--- begin Entries provided ---

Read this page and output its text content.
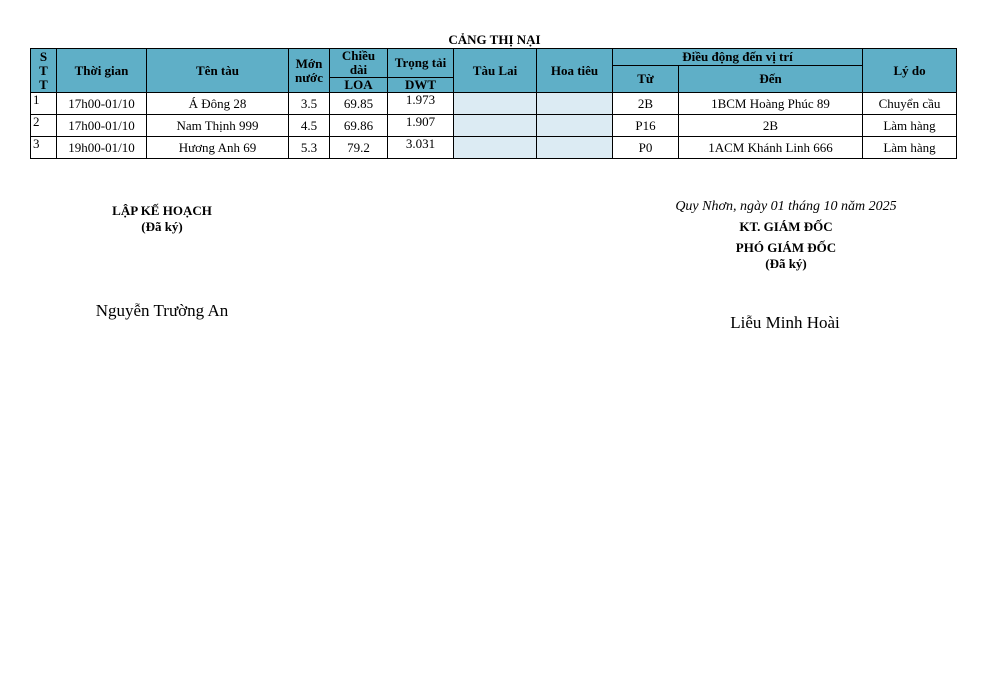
CẢNG THỊ NẠI
S T T	Thời gian	Tên tàu	Mớn nước	Chiều dài	Trọng tải	Tàu Lai	Hoa tiêu	Điều động đến vị trí		Lý do
								Từ	Đến	
				LOA	DWT					
1	17h00-01/10	Á Đông 28	3.5	69.85	1.973			2B	1BCM Hoàng Phúc 89	Chuyển cầu
2	17h00-01/10	Nam Thịnh 999	4.5	69.86	1.907			P16	2B	Làm hàng
3	19h00-01/10	Hương Anh 69	5.3	79.2	3.031			P0	1ACM Khánh Linh 666	Làm hàng
LẬP KẾ HOẠCH
(Đã ký)
Nguyễn Trường An
Quy Nhơn, ngày 01 tháng 10 năm 2025
KT. GIÁM ĐỐC
PHÓ GIÁM ĐỐC
(Đã ký)
Liễu Minh Hoài
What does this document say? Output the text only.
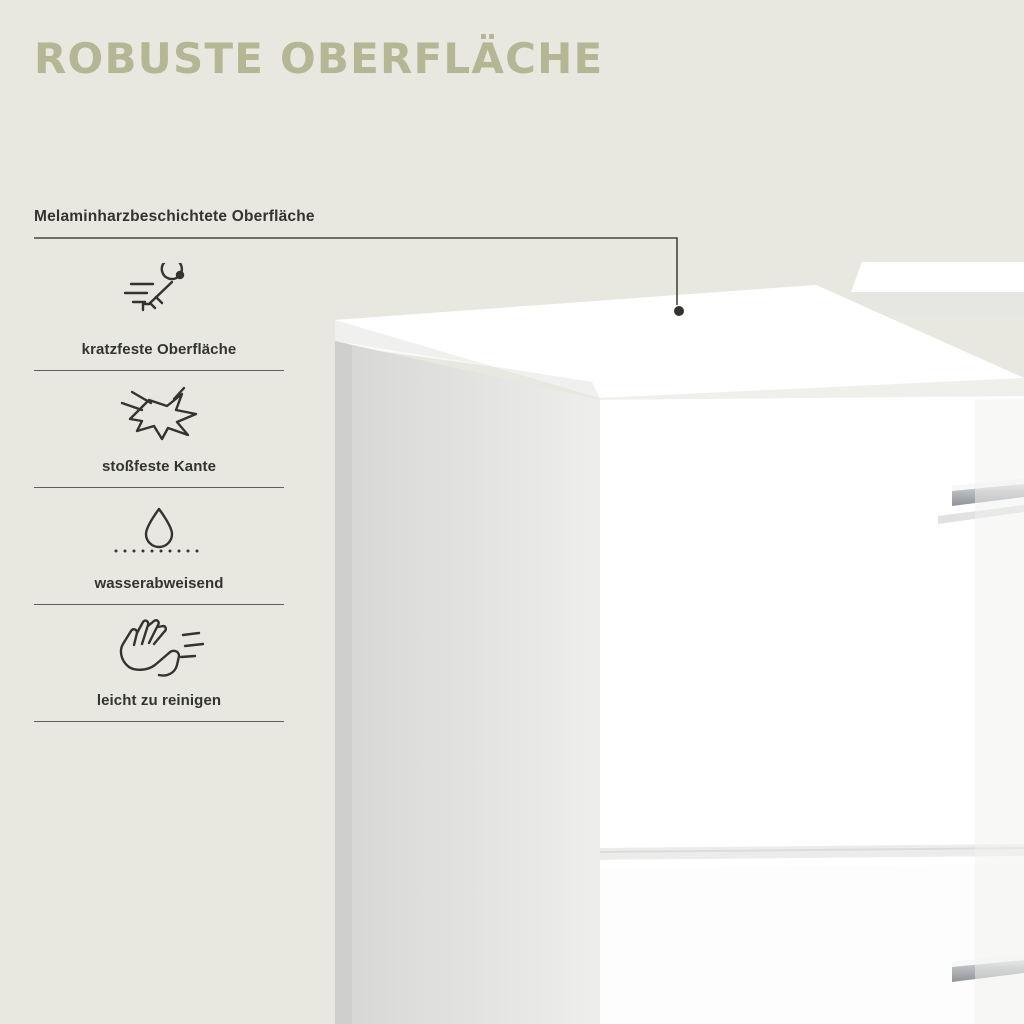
ROBUSTE OBERFLÄCHE
Melaminharzbeschichtete Oberfläche
kratzfeste Oberfläche
stoßfeste Kante
wasserabweisend
leicht zu reinigen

--- end Entries provided ---

▶ [What is asked]:
Which lines contain "hàng"? Show each of them.

▶ [Result]:
2	17h00-01/10	Nam Thịnh 999	4.5	69.86	1.907			P16	2B	Làm hàng
3	19h00-01/10	Hương Anh 69	5.3	79.2	3.031			P0	1ACM Khánh Linh 666	Làm hàng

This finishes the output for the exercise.